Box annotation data
══════════════════════════════

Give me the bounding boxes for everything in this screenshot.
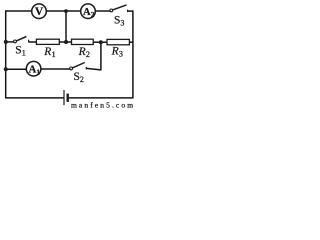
wire S2 contact to corner [86, 68, 101, 70]
resistor R1 [36, 39, 59, 59]
switch S1 [14, 37, 29, 58]
svg-text:1: 1 [22, 49, 26, 58]
svg-text:2: 2 [91, 11, 95, 19]
wire R1 to R2 [59, 41, 71, 43]
voltmeter V [32, 4, 47, 19]
wire R2 to R3 [93, 41, 107, 43]
wire A2 to S3 pivot [95, 10, 110, 12]
wire V to A2 [46, 10, 81, 12]
svg-text:V: V [35, 6, 44, 18]
node left rail rung [4, 40, 8, 44]
svg-text:R: R [43, 46, 51, 58]
svg-text:manfen5.com: manfen5.com [71, 101, 135, 109]
node D junction [99, 40, 103, 44]
svg-text:A: A [29, 65, 37, 76]
svg-text:R: R [78, 46, 86, 58]
node left rail A1 branch [4, 67, 8, 71]
wire top-left segment [6, 10, 32, 12]
resistor R3 [107, 39, 129, 58]
ammeter A2 [81, 4, 96, 19]
wire battery to bottom right [69, 97, 134, 99]
switch S2 [70, 63, 87, 84]
node C top junction [64, 9, 68, 13]
node C rung junction [64, 40, 68, 44]
wire D vertical down to S2 branch [100, 42, 102, 70]
wire A1 to S2 pivot [41, 68, 70, 70]
svg-text:2: 2 [86, 50, 90, 59]
ammeter A1 [26, 61, 41, 76]
svg-text:A: A [83, 7, 91, 18]
battery cell [64, 90, 68, 105]
svg-text:1: 1 [37, 68, 41, 76]
wire S3 contact to right rail [128, 10, 134, 12]
wire node C vertical [65, 11, 67, 42]
svg-text:2: 2 [80, 75, 84, 84]
switch S3 [110, 5, 128, 28]
svg-text:1: 1 [52, 50, 56, 59]
wire bottom left to battery [5, 97, 63, 99]
wire left rail [5, 10, 7, 98]
wire R3 to right rail [129, 41, 133, 43]
wire S1 contact to R1 [29, 41, 37, 43]
svg-text:R: R [111, 46, 119, 58]
wire rail to A1 [6, 68, 27, 70]
svg-text:3: 3 [119, 50, 123, 59]
wire S1 rail to pivot [6, 41, 14, 43]
svg-text:3: 3 [120, 18, 124, 27]
resistor R2 [72, 39, 94, 59]
wire right rail [132, 10, 134, 98]
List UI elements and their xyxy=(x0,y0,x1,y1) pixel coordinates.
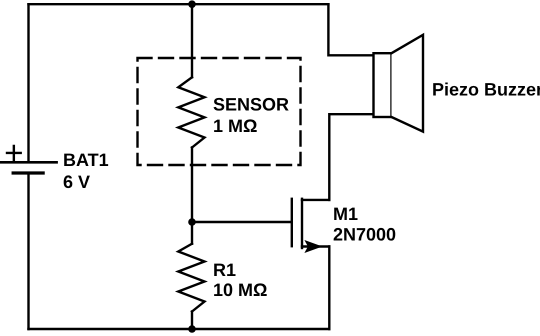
dashed sensor enclosure xyxy=(138,58,301,165)
resistor R1 (zigzag body) xyxy=(178,244,204,312)
svg-text:SENSOR: SENSOR xyxy=(213,95,289,115)
wire left rail (battery + to top rail) xyxy=(27,4,29,161)
node C: bottom rail junction xyxy=(188,325,196,333)
svg-text:6 V: 6 V xyxy=(63,172,90,192)
battery BAT1 positive plate xyxy=(1,161,57,164)
transistor M1 channel bar xyxy=(301,199,303,248)
svg-text:2N7000: 2N7000 xyxy=(333,225,396,245)
wire gate (node to M1 gate) xyxy=(192,221,292,223)
node A: top rail / sensor junction xyxy=(188,0,196,8)
battery + polarity mark xyxy=(7,146,21,160)
piezo buzzer cone xyxy=(392,35,424,132)
wire top rail to buzzer + terminal xyxy=(328,4,373,55)
transistor M1 gate bar xyxy=(291,199,293,246)
svg-text:M1: M1 xyxy=(333,204,358,224)
wire battery negative to bottom rail xyxy=(27,175,29,329)
wire bottom rail xyxy=(29,328,330,330)
svg-text:10 MΩ: 10 MΩ xyxy=(213,280,267,300)
wire top rail to SENSOR xyxy=(191,4,193,77)
wire gate node to R1 xyxy=(191,222,193,244)
transistor M1 source arrow xyxy=(304,240,322,253)
piezo buzzer driver body xyxy=(374,53,392,117)
transistor M1 source lead xyxy=(302,245,329,247)
resistor SENSOR (zigzag body) xyxy=(178,77,204,147)
svg-text:BAT1: BAT1 xyxy=(63,150,109,170)
svg-text:1 MΩ: 1 MΩ xyxy=(213,116,257,136)
node B: gate junction xyxy=(188,218,196,226)
svg-text:Piezo Buzzer: Piezo Buzzer xyxy=(432,80,540,100)
battery BAT1 negative plate xyxy=(13,171,43,174)
wire R1 to bottom rail xyxy=(191,312,193,330)
wire drain to buzzer - terminal xyxy=(329,114,373,200)
wire SENSOR to gate node xyxy=(191,148,193,223)
wire source to bottom rail xyxy=(328,247,330,330)
transistor M1 drain lead xyxy=(302,199,329,201)
svg-text:R1: R1 xyxy=(213,260,236,280)
wire top rail xyxy=(29,3,329,5)
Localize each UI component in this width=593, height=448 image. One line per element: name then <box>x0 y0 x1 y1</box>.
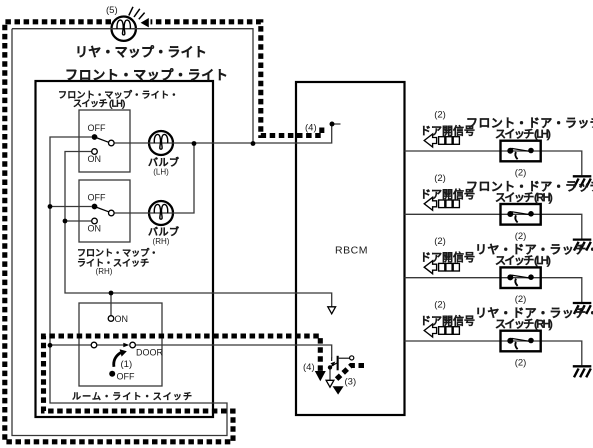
filament of bulb RH <box>154 204 167 219</box>
door open signal symbol row 3 <box>424 261 459 274</box>
front door latch switch (RH) box <box>501 204 541 225</box>
arrowhead (3) down <box>333 386 344 394</box>
lamp rear map light (5) circle <box>112 17 136 41</box>
wire RBCM through front door latch switch (LH) to ground <box>405 151 582 175</box>
junction ON common <box>63 219 68 224</box>
svg-text:OFF: OFF <box>88 193 106 203</box>
svg-text:(2): (2) <box>515 168 527 179</box>
svg-text:スイッチ (LH): スイッチ (LH) <box>495 254 550 267</box>
svg-text:スイッチ (RH): スイッチ (RH) <box>495 191 552 204</box>
wire: room switch ON contact up <box>110 293 112 316</box>
wire: junction to room switch common contact <box>50 344 91 346</box>
dashed highlight: from RBCM pin (4) top, left and to bulb5 arrow <box>151 22 322 136</box>
svg-text:(2): (2) <box>434 110 446 121</box>
svg-text:ON: ON <box>88 224 102 234</box>
rear door latch switch (RH) box <box>501 331 541 352</box>
svg-text:フロント・マップ・ライト: フロント・マップ・ライト <box>65 68 228 83</box>
lamp bulb LH circle <box>149 131 173 155</box>
arrowhead (4) down inside RBCM <box>315 371 326 381</box>
svg-text:スイッチ (LH): スイッチ (LH) <box>73 99 125 109</box>
RBCM internal ground triangle (room ON return) <box>328 307 336 314</box>
svg-text:(2): (2) <box>515 294 527 305</box>
wire: transistor emitter down to triangle <box>329 369 331 380</box>
door open signal symbol row 1 <box>424 134 459 147</box>
ground G4 <box>573 366 592 377</box>
svg-text:(3): (3) <box>345 377 357 388</box>
switch S2 contacts <box>92 204 115 224</box>
svg-text:(5): (5) <box>106 5 118 16</box>
rear door latch switch (LH) box <box>501 267 541 288</box>
svg-text:フロント・マップ・: フロント・マップ・ <box>77 248 158 258</box>
svg-text:(1): (1) <box>121 359 133 370</box>
front map light switch (RH) box S2 <box>79 180 130 242</box>
wire: OFF-common loop (left side down, bottom, back up to switches) <box>12 29 227 436</box>
svg-text:RBCM: RBCM <box>335 245 368 257</box>
front door latch switch (RH) contacts <box>507 211 534 223</box>
svg-text:ルーム・ライト・スイッチ: ルーム・ライト・スイッチ <box>72 392 193 402</box>
door open signal symbol row 2 <box>424 197 459 210</box>
svg-text:(LH): (LH) <box>153 168 169 177</box>
svg-text:(2): (2) <box>515 231 527 242</box>
svg-text:スイッチ (LH): スイッチ (LH) <box>495 128 550 141</box>
svg-text:ON: ON <box>88 154 102 164</box>
wire: ON-common (x=65) to RBCM ground triangle <box>65 152 332 307</box>
lamp bulb RH circle <box>149 201 173 225</box>
dashed highlight (3): internal switch action <box>336 366 364 380</box>
junction bulb feed node <box>251 141 256 146</box>
door open signal symbol row 4 <box>424 324 459 337</box>
curved arrow (1) to DOOR position <box>114 353 121 367</box>
wire: room switch arm common segment <box>97 344 124 346</box>
switch S1 contacts (OFF dot, arm, output circle, ON circle) <box>92 134 115 154</box>
svg-text:ON: ON <box>115 314 129 324</box>
transistor Q1 (door signal driver) <box>328 356 354 371</box>
wire: RH switch OFF stub <box>50 206 92 208</box>
filament of bulb LH <box>154 134 167 149</box>
RBCM module box U1 <box>296 82 405 415</box>
RBCM internal ground triangle (transistor emitter) <box>326 380 334 387</box>
front door latch switch (LH) box <box>501 141 541 162</box>
junction room switch common <box>48 343 53 348</box>
wire: DOOR contact to RBCM transistor <box>135 345 331 358</box>
room light switch contacts: common, arm arrow, DOOR, ON, OFF <box>91 316 135 377</box>
svg-text:(2): (2) <box>434 300 446 311</box>
svg-text:(4): (4) <box>305 123 317 134</box>
svg-text:(4): (4) <box>303 362 315 373</box>
svg-text:(2): (2) <box>515 358 527 369</box>
ground G2 <box>573 240 592 251</box>
junction room ON return <box>109 291 114 296</box>
wire overlay through rear map light <box>112 28 136 30</box>
svg-text:(RH): (RH) <box>153 237 170 246</box>
wire: RH bulb output up to LH bulb wire <box>114 144 194 214</box>
front map light switch (LH) box S1 <box>79 110 130 172</box>
ground G3 <box>573 303 592 314</box>
svg-text:リヤ・マップ・ライト: リヤ・マップ・ライト <box>75 45 207 60</box>
wire RBCM through front door latch switch (RH) to ground <box>405 214 582 238</box>
room light switch box S3 <box>79 303 162 386</box>
svg-text:(2): (2) <box>434 236 446 247</box>
dashed highlight: left loop (bulb5 left, down, bottom, to DOOR line, into RBCM pin 4) <box>5 22 321 442</box>
wire: LH bulb output into RBCM pin node <box>114 124 340 143</box>
svg-text:ドア開信号: ドア開信号 <box>420 251 475 264</box>
front map light enclosure box <box>36 81 214 417</box>
ground G1 <box>573 176 592 187</box>
wire RBCM through rear door latch switch (RH) to ground <box>405 341 582 365</box>
light rays of rear map light <box>129 7 145 19</box>
filament of rear map light <box>117 20 130 35</box>
rear door latch switch (LH) contacts <box>507 274 534 286</box>
svg-text:ドア開信号: ドア開信号 <box>420 315 475 328</box>
arrowhead into rear map light <box>141 18 149 27</box>
wire: RH switch ON stub <box>65 220 92 222</box>
junction LH/RH bulb outputs <box>192 141 197 146</box>
svg-text:(2): (2) <box>434 173 446 184</box>
junction OFF common <box>48 204 53 209</box>
junction RBCM lamp pin <box>330 122 335 127</box>
rear door latch switch (RH) contacts <box>507 338 534 350</box>
svg-text:DOOR: DOOR <box>136 348 164 358</box>
svg-text:OFF: OFF <box>88 123 106 133</box>
wire RBCM through rear door latch switch (LH) to ground <box>405 278 582 302</box>
front door latch switch (LH) contacts <box>507 148 534 160</box>
svg-text:ライト・スイッチ: ライト・スイッチ <box>77 258 149 268</box>
wire: rear map light feed, top right, down to bulbs node <box>12 29 253 144</box>
svg-text:(RH): (RH) <box>96 267 113 276</box>
svg-text:スイッチ (RH): スイッチ (RH) <box>495 318 552 331</box>
svg-text:OFF: OFF <box>117 372 135 382</box>
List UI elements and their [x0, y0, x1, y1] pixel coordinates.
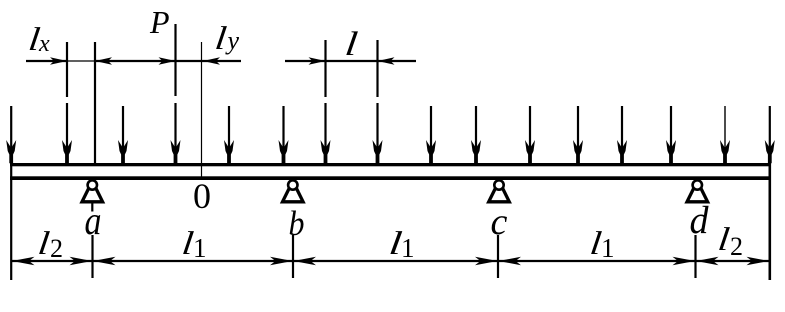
bottom tick d: [694, 235, 696, 278]
support c hinge circle: [494, 180, 503, 189]
load arrow 7: [324, 103, 326, 149]
beam left end extension line: [10, 163, 12, 280]
load arrow 3: [122, 106, 124, 149]
support a triangle: [82, 181, 103, 202]
svg-text:b: b: [289, 204, 305, 243]
load arrow 6: [282, 106, 284, 149]
load arrow 9: [430, 106, 432, 149]
load arrow 10: [475, 106, 477, 149]
dim line ly right segment with left-pointing arrow: [203, 60, 241, 62]
support a stem: [91, 203, 93, 211]
bottom tick c: [497, 235, 499, 278]
support b hinge circle: [288, 180, 297, 189]
load arrow 8: [376, 103, 378, 149]
l2-right arrowhead at tick d: [696, 257, 719, 265]
svg-text:1: 1: [193, 233, 207, 263]
svg-text:l: l: [343, 26, 360, 63]
beam top flange: [10, 163, 770, 166]
l1-ab arrowhead at tick b: [270, 257, 293, 265]
beam right end extension line: [768, 163, 771, 280]
section 0 axis (thin line): [201, 42, 203, 178]
svg-text:l: l: [213, 20, 229, 57]
l2-right arrowhead at beam right end: [747, 257, 770, 265]
load arrow 4: [174, 103, 176, 149]
l2-left arrowhead at tick a: [70, 257, 93, 265]
extension line of support a above beam: [94, 42, 96, 163]
bottom tick b: [292, 235, 294, 278]
dim line l (continuous through both ticks): [285, 60, 416, 62]
connecting line between P tick and 0 line: [176, 60, 204, 62]
tick l spacing right: [376, 40, 378, 97]
load arrow 12: [577, 106, 579, 149]
load line P: [174, 24, 176, 96]
svg-text:2: 2: [50, 234, 63, 263]
support d triangle: [687, 181, 708, 202]
bottom dimension line: [11, 260, 770, 262]
svg-text:0: 0: [193, 176, 211, 216]
l1-ab arrowhead at tick a: [93, 257, 116, 265]
load arrow 1: [10, 106, 12, 149]
l2-left arrowhead at beam left end: [12, 257, 35, 265]
svg-text:y: y: [225, 26, 240, 55]
support a hinge circle: [88, 180, 97, 189]
svg-text:P: P: [149, 4, 170, 40]
load arrow 5: [228, 106, 230, 149]
support b triangle: [283, 181, 304, 202]
svg-text:2: 2: [730, 232, 743, 261]
support c triangle: [489, 181, 510, 202]
l1-cd arrowhead at tick d: [673, 257, 696, 265]
dim segment between support-a line and P line, arrows outward: [95, 60, 176, 62]
load arrow 2: [66, 103, 68, 149]
load arrow 16: [769, 106, 771, 149]
svg-text:d: d: [690, 199, 709, 242]
svg-text:1: 1: [601, 233, 615, 263]
load arrow 14: [670, 106, 672, 149]
tick l spacing left: [324, 40, 326, 97]
l1-cd arrowhead at tick c: [499, 257, 522, 265]
l1-bc arrowhead at tick b: [294, 257, 317, 265]
support d hinge circle: [693, 180, 702, 189]
bottom tick a: [91, 235, 93, 278]
beam bottom flange: [10, 176, 770, 180]
thin connecting line between lx ticks: [67, 60, 95, 62]
dim line lx left segment with right-pointing arrow: [26, 60, 67, 62]
svg-text:1: 1: [401, 233, 415, 263]
svg-text:x: x: [38, 31, 50, 57]
load arrow 15: [724, 106, 726, 149]
load arrow 11: [529, 106, 531, 149]
l1-bc arrowhead at tick c: [475, 257, 498, 265]
load arrow 13: [621, 106, 623, 149]
tick of first load (lx dimension): [66, 42, 68, 97]
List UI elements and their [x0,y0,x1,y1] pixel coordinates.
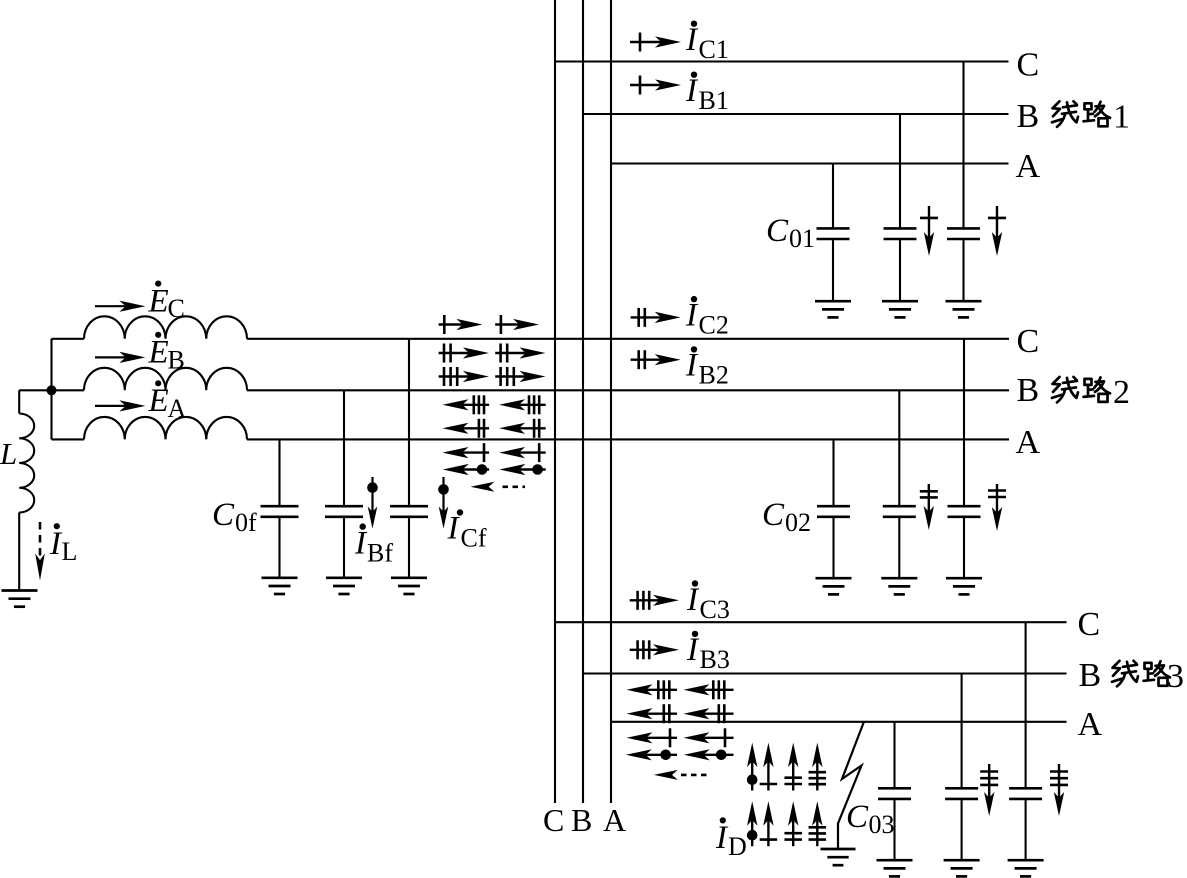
ground (C01 A) [815,300,851,303]
svg-text:A: A [1016,424,1041,461]
wire phase A (source to line 2) [247,438,1009,440]
ground (C01 C) [946,300,982,303]
svg-text:3: 3 [1167,658,1184,695]
svg-text:B2: B2 [699,361,729,390]
fault lightning bolt [838,722,864,850]
inductor L (arc suppression coil) [19,414,34,513]
svg-text:I: I [715,820,729,856]
capacitor C01 phase B [884,114,917,301]
svg-text:L: L [0,436,17,471]
current IL dashed arrow [35,522,45,581]
capacitor C01 phase A [817,164,850,302]
svg-text:02: 02 [785,508,811,537]
current IC2 arrow (2 ticks) [631,316,665,318]
svg-text:C: C [168,294,185,323]
line3 current arrows row 2 (2 ticks, leftward) [627,704,734,723]
capacitor C0f phase C [390,339,428,578]
current arrows row 2 (2 ticks, rightward) [439,344,546,363]
wire phase B (source to line 2) [247,389,1009,391]
wire neutral to inductor L [19,390,51,413]
capacitor C03 phase A [878,722,911,860]
svg-text:B1: B1 [699,86,729,115]
current arrow beside C01 phase B (1 tick) [928,206,930,242]
current IC3 arrow (3 ticks) [630,599,663,601]
svg-text:D: D [728,832,747,861]
line3 current arrows row 1 (3 ticks, leftward) [627,680,734,699]
svg-text:I: I [354,526,368,562]
svg-text:I: I [686,582,700,618]
ground (C0f B) [326,576,362,579]
arrow EB direction [95,352,145,363]
fault current ID arrows group 1 (upward) [747,743,826,791]
svg-text:C: C [1078,606,1101,643]
current IB2 arrow (2 ticks) [631,359,665,361]
svg-text:A: A [1016,148,1041,185]
ground (C01 B) [882,300,918,303]
current IB3 arrow (3 ticks) [630,649,663,651]
wire phase C (source to line 2) [247,338,1009,340]
current arrows row 1 (1 tick, rightward, above phase C) [439,315,539,334]
label C02 [762,497,811,537]
label IL [49,523,77,566]
bus B (vertical busbar) [582,0,584,803]
wire line3 phase B [583,672,1067,674]
label ID [715,817,747,861]
svg-text:Bf: Bf [367,539,393,568]
ground (C0f A) [262,576,298,579]
svg-text:C: C [846,799,869,835]
svg-text:A: A [603,802,626,838]
current arrow row 8 (dashed, leftward) [470,482,525,492]
svg-text:B: B [1017,98,1040,135]
svg-text:1: 1 [1113,98,1130,135]
current arrow beside C03 phase B (3 ticks) [988,764,990,802]
svg-text:L: L [62,537,78,566]
svg-text:0f: 0f [235,508,257,537]
svg-text:B3: B3 [700,645,730,674]
svg-text:E: E [148,283,169,319]
svg-text:B: B [1017,372,1040,409]
current arrow beside C02 phase B (2 ticks) [928,484,930,516]
ground (below L) [2,589,38,592]
capacitor C01 phase C [947,62,980,302]
svg-text:C3: C3 [700,595,730,624]
svg-text:I: I [685,348,699,384]
svg-text:I: I [447,511,461,547]
neutral node [47,385,57,395]
capacitor C03 phase C [1009,622,1042,860]
winding EA (source phase A) [52,417,248,440]
label EB [148,332,185,375]
capacitor C0f phase B [325,390,363,578]
current IBf arrow [367,477,378,529]
ground (C0f C) [391,576,427,579]
label C03 [846,799,895,839]
svg-text:I: I [685,22,699,58]
svg-text:A: A [1078,706,1103,743]
fault current ID arrows group 2 (upward) [747,801,826,846]
capacitor C02 phase B [883,390,916,578]
ground (C03 A) [877,859,913,862]
arrow EA direction [95,400,145,411]
winding EC (source phase C) [52,316,248,339]
label ICf [447,509,487,552]
svg-text:E: E [148,335,169,371]
svg-text:C1: C1 [699,35,729,64]
capacitor C0f phase A [261,439,299,577]
current arrows row 7 (leftward with node dots) [443,464,546,475]
wire line1 phase C [555,60,1009,62]
svg-text:I: I [685,297,699,333]
svg-text:I: I [685,73,699,109]
ground (C03 B) [944,859,980,862]
ground (C02 B) [881,577,917,580]
wire neutral vertical [50,339,52,440]
bus C (vertical busbar) [554,0,556,803]
current arrow beside C02 phase C (2 ticks) [996,484,998,517]
current IC1 arrow (1 tick) [630,41,665,43]
winding EB (source phase B) [52,368,248,391]
svg-text:C: C [212,497,235,533]
ground (C02 A) [816,577,852,580]
wire line1 phase B [583,113,1009,115]
current arrow beside C03 phase C (3 ticks) [1058,764,1060,802]
capacitor C02 phase A [817,439,850,578]
svg-text:A: A [168,394,187,423]
current arrows row 3 (3 ticks, rightward) [439,367,546,386]
capacitor C03 phase B [945,674,978,861]
svg-text:2: 2 [1113,374,1130,411]
svg-text:C: C [762,497,785,533]
ground (C03 C) [1008,859,1044,862]
line3 current arrow row 5 (dashed, leftward) [654,770,709,780]
ground (fault point) [821,848,856,851]
label C01 [766,213,815,253]
label line3 name (xianlu 3) [1112,658,1184,695]
svg-text:C: C [1017,47,1040,84]
current arrows row 4 (3 ticks, leftward) [443,395,546,414]
svg-text:B: B [571,802,592,838]
svg-text:B: B [1079,657,1102,694]
current IB1 arrow (1 tick) [630,84,665,86]
label line1 name (xianlu 1) [1052,98,1130,135]
svg-text:C: C [543,802,564,838]
wire line3 phase C [555,621,1067,623]
ground (C02 C) [946,577,982,580]
current ICf arrow [438,477,449,529]
capacitor C02 phase C [948,339,981,578]
wire L to ground [18,513,20,591]
svg-text:I: I [686,632,700,668]
svg-text:C: C [766,213,789,249]
svg-text:C2: C2 [699,310,729,339]
svg-text:E: E [148,383,169,419]
line3 current arrows row 3 (1 tick, leftward, below phase A) [627,728,734,747]
svg-text:03: 03 [869,810,895,839]
wire line1 phase A [611,162,1009,164]
label EA [148,380,187,423]
line3 current arrows row 4 (leftward with node dots) [626,749,734,760]
svg-text:01: 01 [789,224,815,253]
svg-text:B: B [168,345,185,374]
arrow EC direction [95,301,145,312]
svg-text:Cf: Cf [461,524,487,553]
svg-text:C: C [1017,323,1040,360]
current arrows row 6 (1 tick, leftward, below phase A) [443,443,546,462]
wire line3 phase A [611,721,1067,723]
current arrow beside C01 phase C (1 tick) [996,206,998,242]
label IBf [354,523,393,567]
label line2 name (xianlu 2) [1052,374,1130,411]
bus A (vertical busbar) [610,0,612,803]
current arrows row 5 (2 ticks, leftward) [443,419,546,438]
label EC [148,281,185,324]
label C0f [212,497,257,537]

══════════════════════════════

Instructions for the task — Rewrite only the listing lines starting at the one containing "dashed sensor enclosure xyxy=(138,58,301,165)" and ending at the one containing "svg-text:M1: M1 xyxy=(333,204,358,224)", with "buzzer" changed to "beeper" and everything else kept the same.

Response to this exercise —
dashed sensor enclosure xyxy=(138,58,301,165)
resistor R1 (zigzag body) xyxy=(178,244,204,312)
svg-text:SENSOR: SENSOR xyxy=(213,95,289,115)
wire left rail (battery + to top rail) xyxy=(27,4,29,161)
node C: bottom rail junction xyxy=(188,325,196,333)
svg-text:6 V: 6 V xyxy=(63,172,90,192)
battery BAT1 positive plate xyxy=(1,161,57,164)
transistor M1 channel bar xyxy=(301,199,303,248)
svg-text:2N7000: 2N7000 xyxy=(333,225,396,245)
wire gate (node to M1 gate) xyxy=(192,221,292,223)
node A: top rail / sensor junction xyxy=(188,0,196,8)
battery + polarity mark xyxy=(7,146,21,160)
piezo beeper cone xyxy=(392,35,424,132)
wire top rail to beeper + terminal xyxy=(328,4,373,55)
transistor M1 gate bar xyxy=(291,199,293,246)
svg-text:M1: M1 xyxy=(333,204,358,224)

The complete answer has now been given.